>> START Data

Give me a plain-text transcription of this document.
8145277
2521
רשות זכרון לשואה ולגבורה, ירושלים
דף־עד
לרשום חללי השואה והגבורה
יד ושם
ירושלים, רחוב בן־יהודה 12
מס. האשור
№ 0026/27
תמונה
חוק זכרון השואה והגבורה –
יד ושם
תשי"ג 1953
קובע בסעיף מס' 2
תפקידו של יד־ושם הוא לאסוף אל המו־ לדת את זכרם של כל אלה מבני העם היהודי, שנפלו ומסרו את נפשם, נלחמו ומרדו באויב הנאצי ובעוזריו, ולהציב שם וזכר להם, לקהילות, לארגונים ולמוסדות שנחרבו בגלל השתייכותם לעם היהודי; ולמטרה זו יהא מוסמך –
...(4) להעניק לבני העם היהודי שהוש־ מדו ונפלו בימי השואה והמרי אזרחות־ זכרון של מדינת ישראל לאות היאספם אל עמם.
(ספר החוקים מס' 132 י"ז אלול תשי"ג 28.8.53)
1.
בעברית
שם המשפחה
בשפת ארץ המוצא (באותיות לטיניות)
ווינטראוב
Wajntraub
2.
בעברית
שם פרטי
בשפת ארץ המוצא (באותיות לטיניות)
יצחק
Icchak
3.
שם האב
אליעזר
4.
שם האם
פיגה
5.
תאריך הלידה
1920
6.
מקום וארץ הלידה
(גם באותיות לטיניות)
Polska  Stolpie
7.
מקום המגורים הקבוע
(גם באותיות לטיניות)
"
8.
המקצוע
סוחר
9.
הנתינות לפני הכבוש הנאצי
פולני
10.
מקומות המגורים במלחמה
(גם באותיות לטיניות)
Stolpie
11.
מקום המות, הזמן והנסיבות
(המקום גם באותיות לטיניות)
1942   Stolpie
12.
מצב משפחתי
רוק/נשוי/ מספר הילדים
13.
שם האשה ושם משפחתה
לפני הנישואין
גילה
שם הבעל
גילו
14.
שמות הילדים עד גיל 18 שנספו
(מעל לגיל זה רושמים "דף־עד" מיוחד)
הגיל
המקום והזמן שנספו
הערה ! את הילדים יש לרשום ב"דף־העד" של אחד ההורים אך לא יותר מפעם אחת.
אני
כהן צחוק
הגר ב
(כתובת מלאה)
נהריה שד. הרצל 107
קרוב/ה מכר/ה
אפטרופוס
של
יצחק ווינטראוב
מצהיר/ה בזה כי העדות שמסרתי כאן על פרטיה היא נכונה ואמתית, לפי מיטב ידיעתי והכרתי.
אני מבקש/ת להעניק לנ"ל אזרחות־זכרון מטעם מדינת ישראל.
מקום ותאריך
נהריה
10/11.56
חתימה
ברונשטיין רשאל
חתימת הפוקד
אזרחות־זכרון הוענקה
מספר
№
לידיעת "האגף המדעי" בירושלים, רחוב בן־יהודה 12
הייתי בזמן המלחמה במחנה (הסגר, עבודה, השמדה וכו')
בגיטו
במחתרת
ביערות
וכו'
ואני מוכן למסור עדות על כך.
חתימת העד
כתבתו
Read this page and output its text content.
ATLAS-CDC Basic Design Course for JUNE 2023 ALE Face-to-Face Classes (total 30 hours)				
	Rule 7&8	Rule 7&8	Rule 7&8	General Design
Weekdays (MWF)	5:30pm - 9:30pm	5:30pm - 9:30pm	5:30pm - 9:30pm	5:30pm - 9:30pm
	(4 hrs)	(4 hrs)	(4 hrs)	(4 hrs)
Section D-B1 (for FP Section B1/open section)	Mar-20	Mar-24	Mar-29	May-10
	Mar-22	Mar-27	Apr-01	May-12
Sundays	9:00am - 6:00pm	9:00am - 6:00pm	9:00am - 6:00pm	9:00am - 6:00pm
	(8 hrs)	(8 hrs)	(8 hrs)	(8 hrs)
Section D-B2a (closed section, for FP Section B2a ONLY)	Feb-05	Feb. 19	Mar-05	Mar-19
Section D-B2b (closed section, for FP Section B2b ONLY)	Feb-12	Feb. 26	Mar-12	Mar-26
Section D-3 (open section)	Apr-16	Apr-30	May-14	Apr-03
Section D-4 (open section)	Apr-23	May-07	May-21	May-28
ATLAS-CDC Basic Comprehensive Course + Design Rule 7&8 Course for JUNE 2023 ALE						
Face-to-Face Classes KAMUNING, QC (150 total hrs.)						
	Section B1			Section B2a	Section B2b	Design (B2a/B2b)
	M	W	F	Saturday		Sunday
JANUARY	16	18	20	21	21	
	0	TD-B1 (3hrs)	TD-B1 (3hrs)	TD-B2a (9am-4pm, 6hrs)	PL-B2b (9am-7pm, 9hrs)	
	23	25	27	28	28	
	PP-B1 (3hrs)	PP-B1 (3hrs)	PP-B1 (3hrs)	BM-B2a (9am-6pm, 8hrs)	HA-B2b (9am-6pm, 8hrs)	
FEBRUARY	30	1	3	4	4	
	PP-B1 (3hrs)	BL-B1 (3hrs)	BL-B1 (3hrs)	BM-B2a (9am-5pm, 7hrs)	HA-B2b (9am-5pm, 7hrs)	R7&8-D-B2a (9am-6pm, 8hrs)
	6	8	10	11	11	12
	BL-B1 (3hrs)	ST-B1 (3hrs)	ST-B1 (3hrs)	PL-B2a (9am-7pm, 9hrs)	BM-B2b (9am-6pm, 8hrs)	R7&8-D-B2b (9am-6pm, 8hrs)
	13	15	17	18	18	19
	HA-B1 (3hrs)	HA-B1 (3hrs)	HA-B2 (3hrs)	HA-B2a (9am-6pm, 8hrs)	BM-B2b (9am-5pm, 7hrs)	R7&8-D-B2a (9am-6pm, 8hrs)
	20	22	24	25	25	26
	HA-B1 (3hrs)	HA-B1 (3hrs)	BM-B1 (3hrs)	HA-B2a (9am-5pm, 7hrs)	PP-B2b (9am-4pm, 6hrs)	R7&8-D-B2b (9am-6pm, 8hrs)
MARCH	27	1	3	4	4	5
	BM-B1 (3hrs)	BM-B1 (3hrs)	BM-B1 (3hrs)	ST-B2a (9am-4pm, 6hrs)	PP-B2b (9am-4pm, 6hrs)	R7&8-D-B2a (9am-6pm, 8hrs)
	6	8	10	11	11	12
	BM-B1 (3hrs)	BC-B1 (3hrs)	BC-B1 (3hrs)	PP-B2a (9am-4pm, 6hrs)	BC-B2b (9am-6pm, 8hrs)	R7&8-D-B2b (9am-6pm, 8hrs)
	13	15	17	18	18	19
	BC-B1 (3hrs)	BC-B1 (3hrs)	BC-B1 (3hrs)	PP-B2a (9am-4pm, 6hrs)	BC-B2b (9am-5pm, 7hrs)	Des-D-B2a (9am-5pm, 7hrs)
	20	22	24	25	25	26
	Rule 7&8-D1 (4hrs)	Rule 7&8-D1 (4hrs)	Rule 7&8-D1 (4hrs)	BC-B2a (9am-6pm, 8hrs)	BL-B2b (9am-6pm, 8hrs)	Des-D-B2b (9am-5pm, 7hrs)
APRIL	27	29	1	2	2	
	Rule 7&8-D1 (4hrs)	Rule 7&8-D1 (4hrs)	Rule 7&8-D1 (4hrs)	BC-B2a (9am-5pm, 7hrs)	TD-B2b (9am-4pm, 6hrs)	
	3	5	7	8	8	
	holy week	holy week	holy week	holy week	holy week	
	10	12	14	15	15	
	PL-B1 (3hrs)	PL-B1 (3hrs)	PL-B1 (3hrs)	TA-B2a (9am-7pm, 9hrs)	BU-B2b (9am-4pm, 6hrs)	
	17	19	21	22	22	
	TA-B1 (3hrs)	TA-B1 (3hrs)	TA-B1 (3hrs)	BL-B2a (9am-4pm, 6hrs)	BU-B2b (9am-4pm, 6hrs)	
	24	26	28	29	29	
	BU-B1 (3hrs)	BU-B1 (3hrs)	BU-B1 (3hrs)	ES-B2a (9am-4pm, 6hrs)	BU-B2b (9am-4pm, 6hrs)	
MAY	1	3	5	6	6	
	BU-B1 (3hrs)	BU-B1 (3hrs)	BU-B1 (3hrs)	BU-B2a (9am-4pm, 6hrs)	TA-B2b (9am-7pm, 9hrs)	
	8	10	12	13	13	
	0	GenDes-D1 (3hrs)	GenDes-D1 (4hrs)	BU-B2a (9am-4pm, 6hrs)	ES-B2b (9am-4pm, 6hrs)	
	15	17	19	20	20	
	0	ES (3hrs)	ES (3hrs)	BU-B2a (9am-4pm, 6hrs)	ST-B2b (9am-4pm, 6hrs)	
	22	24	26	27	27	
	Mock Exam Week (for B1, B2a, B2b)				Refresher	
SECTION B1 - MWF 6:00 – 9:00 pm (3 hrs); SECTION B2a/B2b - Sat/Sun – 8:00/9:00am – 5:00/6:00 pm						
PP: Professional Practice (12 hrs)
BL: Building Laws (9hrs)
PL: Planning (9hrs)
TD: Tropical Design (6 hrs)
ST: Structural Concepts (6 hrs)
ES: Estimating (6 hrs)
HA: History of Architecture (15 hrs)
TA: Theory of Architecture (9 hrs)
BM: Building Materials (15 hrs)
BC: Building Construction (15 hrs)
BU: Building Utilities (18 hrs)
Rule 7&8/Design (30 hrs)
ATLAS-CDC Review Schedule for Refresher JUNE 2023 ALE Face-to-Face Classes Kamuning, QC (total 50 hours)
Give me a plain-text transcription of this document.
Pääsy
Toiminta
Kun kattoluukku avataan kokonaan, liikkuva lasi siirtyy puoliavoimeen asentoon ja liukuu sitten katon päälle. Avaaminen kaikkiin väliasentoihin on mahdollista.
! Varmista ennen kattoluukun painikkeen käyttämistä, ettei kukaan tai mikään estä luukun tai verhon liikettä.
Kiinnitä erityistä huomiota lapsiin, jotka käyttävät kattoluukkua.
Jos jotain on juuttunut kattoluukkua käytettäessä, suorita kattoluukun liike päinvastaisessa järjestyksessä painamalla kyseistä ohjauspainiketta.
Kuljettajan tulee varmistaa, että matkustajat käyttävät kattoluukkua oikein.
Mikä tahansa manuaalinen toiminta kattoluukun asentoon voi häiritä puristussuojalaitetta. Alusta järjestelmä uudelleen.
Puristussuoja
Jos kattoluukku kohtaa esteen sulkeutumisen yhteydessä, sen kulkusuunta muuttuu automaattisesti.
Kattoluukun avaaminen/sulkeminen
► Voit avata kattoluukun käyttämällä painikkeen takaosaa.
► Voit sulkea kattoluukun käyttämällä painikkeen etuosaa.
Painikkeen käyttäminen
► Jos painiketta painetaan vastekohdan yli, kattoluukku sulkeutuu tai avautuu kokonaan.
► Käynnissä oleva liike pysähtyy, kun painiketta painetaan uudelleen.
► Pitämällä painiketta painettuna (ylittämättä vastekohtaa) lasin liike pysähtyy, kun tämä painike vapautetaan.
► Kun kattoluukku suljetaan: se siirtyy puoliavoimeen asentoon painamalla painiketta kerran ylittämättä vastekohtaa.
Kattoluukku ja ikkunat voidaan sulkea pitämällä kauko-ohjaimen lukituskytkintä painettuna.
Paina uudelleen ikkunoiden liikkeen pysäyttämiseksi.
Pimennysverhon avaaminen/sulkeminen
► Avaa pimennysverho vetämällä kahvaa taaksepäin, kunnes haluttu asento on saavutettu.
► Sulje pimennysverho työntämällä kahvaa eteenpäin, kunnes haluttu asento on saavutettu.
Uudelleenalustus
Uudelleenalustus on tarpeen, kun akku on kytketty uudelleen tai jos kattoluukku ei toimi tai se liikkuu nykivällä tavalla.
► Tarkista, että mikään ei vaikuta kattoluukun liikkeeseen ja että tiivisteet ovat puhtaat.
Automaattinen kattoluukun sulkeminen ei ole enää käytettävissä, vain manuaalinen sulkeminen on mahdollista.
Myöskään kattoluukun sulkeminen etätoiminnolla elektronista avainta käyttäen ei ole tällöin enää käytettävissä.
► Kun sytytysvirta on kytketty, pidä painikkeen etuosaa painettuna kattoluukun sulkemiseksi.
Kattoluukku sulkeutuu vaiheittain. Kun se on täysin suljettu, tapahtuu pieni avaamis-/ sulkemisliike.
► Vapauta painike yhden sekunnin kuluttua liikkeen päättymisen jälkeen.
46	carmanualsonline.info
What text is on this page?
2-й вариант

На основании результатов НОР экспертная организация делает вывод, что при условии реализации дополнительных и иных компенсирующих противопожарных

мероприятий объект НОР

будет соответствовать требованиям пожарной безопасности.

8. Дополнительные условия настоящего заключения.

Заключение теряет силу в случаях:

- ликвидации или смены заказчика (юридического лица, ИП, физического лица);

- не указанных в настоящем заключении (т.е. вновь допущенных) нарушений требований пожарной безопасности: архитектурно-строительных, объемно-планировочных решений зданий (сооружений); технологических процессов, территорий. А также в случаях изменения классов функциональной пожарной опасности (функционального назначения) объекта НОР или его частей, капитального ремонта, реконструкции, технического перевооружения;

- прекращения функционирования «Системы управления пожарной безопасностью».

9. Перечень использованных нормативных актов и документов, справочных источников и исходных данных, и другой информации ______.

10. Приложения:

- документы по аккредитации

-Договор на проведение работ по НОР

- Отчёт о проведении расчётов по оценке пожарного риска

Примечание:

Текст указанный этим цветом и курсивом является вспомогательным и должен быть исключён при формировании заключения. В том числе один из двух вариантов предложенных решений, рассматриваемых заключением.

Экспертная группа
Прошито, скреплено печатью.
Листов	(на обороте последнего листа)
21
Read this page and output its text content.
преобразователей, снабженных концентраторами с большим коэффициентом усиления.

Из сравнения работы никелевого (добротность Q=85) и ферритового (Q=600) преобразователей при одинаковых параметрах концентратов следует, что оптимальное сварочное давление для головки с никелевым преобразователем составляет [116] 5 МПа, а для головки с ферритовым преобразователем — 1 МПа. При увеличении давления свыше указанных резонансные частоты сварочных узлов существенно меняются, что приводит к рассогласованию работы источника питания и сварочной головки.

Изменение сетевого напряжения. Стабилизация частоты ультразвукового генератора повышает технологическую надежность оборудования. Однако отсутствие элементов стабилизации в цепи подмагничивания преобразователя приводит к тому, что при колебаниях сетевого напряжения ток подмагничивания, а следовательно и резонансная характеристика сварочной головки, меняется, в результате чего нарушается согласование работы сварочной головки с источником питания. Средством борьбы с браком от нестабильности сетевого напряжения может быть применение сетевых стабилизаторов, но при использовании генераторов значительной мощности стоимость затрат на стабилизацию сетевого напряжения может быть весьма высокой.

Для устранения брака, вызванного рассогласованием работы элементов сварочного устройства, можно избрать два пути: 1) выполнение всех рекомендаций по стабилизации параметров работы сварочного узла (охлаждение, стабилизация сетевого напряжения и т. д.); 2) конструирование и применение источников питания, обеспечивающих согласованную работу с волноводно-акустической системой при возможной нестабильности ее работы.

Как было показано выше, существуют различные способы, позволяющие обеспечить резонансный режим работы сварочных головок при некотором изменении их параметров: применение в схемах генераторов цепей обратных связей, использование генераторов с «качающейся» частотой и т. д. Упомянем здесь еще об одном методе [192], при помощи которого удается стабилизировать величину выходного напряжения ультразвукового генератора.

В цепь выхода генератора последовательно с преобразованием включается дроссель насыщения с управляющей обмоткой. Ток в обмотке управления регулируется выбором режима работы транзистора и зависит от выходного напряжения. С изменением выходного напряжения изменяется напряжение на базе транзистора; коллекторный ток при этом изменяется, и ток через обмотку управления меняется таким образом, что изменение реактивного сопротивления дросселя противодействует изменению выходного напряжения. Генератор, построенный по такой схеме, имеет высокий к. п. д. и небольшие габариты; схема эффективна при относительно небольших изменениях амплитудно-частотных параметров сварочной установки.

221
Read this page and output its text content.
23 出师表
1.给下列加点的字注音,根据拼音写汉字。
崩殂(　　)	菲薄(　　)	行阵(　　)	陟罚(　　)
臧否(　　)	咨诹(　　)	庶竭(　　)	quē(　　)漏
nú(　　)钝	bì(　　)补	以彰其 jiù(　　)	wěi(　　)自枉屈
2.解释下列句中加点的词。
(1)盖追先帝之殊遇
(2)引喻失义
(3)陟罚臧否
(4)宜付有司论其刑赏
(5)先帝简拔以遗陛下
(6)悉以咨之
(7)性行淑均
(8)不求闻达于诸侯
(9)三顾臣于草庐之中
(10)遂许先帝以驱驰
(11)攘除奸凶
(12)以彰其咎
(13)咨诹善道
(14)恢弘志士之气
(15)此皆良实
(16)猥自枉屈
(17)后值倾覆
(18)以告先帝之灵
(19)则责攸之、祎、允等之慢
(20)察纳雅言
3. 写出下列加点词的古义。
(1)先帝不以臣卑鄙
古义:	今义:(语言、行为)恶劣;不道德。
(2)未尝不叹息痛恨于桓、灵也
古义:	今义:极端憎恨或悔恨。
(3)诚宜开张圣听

>> END Data

Using the material above, count the lines containing the word "источников". Reply with the number alone.

2